What the exercise asks |
Check each line for the word "tactically" and give how many have it. Say nothing else.

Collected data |
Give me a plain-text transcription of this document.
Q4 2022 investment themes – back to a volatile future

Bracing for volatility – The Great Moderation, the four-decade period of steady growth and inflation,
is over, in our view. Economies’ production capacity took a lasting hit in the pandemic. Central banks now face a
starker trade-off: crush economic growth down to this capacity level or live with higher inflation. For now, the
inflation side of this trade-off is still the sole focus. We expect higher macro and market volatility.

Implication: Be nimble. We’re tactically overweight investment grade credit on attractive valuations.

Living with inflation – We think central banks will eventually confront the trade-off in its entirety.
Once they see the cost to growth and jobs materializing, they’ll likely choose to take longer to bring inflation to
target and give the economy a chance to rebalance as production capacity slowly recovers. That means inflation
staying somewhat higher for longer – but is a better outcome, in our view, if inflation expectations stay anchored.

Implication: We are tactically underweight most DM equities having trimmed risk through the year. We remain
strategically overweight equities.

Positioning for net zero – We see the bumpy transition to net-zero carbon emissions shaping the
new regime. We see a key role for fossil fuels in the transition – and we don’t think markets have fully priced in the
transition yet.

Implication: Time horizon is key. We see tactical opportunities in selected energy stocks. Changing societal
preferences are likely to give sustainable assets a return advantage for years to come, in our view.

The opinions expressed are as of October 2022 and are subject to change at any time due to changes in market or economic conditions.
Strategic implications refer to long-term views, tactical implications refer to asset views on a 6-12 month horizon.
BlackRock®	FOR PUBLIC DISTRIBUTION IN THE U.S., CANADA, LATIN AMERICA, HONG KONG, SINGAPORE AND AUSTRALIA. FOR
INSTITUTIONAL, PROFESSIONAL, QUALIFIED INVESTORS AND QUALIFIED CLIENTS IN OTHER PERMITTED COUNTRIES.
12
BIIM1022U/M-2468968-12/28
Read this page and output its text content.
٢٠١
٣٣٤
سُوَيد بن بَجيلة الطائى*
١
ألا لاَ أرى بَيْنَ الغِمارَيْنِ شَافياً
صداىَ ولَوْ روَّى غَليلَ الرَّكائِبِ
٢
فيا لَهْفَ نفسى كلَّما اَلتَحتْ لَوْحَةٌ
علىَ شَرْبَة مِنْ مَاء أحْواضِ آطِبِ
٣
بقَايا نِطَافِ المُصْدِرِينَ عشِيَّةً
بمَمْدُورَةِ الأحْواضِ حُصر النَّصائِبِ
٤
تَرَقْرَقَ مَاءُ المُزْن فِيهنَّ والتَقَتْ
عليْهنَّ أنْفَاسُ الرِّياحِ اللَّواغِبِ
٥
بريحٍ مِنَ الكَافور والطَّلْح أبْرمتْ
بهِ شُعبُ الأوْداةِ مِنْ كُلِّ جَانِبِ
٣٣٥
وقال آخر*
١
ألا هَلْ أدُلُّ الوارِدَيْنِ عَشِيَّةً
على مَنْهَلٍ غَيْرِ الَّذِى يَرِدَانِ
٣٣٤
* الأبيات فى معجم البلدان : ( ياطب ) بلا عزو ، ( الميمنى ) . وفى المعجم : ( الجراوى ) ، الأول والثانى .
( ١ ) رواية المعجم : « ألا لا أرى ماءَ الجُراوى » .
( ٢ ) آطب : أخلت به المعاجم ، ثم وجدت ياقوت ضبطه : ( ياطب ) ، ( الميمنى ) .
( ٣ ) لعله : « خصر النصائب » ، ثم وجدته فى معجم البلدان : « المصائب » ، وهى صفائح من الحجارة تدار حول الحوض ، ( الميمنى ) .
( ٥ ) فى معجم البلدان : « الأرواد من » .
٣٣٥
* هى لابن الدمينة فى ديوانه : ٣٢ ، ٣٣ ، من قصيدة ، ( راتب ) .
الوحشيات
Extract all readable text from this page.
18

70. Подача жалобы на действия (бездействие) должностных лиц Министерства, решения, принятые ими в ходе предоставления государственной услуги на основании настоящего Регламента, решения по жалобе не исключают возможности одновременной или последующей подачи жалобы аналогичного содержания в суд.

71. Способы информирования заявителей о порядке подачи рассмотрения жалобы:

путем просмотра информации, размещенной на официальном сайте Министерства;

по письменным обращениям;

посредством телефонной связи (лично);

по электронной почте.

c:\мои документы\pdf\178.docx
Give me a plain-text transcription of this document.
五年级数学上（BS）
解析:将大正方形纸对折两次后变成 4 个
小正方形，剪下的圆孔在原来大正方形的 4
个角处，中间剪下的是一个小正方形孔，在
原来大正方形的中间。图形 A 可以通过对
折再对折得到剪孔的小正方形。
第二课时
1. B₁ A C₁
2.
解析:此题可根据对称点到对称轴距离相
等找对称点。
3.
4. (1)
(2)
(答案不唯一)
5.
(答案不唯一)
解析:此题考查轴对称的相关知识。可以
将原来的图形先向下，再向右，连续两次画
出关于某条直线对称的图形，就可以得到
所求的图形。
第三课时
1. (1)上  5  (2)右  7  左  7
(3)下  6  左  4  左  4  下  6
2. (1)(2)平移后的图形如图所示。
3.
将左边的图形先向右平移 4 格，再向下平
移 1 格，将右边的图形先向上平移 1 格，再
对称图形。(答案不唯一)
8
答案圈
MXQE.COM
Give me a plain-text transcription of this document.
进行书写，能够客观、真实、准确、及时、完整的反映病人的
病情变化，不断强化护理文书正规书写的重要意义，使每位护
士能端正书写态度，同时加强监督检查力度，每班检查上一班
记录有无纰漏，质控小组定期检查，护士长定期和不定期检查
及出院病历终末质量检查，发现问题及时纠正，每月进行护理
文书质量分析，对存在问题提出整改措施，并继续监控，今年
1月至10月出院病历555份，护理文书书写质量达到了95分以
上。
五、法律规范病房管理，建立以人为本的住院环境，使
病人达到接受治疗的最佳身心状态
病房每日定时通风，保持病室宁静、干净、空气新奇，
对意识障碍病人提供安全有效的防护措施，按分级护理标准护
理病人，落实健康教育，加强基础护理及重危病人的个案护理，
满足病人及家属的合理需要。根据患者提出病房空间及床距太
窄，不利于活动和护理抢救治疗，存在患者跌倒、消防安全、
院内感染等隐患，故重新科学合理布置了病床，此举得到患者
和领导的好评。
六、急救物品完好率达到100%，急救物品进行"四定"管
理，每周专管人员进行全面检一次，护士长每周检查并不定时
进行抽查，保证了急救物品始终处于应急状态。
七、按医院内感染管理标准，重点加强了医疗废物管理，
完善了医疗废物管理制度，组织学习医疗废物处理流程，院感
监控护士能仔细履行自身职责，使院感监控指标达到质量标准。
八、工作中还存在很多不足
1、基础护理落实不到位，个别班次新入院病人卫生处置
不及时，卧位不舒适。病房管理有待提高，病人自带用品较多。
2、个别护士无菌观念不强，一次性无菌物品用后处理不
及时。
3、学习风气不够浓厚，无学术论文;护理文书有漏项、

Solution to this problem |
2